- [Problem details] Pull every line with the word "Give" out of the entries below.

- [Supplied material]
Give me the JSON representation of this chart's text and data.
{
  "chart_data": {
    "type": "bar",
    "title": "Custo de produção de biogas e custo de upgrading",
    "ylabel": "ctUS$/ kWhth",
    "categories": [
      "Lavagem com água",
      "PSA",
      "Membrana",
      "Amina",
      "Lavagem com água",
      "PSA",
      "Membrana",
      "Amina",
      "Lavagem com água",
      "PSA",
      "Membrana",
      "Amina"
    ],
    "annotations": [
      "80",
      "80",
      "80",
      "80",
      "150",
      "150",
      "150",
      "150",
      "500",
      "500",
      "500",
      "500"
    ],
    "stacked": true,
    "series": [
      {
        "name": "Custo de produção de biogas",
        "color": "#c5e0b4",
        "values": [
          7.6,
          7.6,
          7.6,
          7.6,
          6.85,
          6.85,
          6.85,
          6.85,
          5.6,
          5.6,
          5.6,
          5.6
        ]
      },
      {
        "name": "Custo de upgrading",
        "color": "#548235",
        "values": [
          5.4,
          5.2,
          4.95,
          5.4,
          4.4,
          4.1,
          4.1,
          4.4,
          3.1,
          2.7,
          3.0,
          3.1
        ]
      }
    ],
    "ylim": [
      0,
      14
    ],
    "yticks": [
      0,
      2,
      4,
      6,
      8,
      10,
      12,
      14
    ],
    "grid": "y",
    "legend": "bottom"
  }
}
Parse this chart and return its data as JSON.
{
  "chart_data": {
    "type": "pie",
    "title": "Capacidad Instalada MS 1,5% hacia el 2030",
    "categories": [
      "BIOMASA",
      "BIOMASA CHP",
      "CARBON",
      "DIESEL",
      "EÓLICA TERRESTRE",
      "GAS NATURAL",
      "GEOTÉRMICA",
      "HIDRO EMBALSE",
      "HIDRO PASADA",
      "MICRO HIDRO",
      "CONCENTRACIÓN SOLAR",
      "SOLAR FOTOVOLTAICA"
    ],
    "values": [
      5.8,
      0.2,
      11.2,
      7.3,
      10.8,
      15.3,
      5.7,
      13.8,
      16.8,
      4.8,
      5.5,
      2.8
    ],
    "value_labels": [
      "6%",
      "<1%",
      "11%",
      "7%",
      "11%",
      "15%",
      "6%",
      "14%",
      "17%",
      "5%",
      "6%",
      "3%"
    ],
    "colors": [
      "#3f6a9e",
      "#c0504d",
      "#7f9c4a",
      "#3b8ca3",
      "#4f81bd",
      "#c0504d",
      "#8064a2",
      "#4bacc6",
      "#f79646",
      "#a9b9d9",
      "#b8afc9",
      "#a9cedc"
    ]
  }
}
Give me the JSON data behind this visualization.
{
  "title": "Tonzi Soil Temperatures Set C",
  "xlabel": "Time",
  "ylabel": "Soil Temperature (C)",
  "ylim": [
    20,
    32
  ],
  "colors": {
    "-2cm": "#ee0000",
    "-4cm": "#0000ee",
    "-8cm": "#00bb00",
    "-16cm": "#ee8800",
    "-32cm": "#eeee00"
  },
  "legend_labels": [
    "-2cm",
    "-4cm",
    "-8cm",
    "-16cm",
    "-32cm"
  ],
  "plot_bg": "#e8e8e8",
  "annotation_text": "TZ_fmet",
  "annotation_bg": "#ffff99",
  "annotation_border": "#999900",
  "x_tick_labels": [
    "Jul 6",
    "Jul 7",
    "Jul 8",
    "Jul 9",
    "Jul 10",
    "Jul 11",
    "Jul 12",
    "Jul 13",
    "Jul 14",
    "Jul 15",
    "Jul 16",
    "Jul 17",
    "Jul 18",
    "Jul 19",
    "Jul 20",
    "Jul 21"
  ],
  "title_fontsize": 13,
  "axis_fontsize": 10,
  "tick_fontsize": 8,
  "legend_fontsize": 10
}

- [Exercise result]
Give me the JSON representation of this chart's text and data.
Give me the JSON data behind this visualization.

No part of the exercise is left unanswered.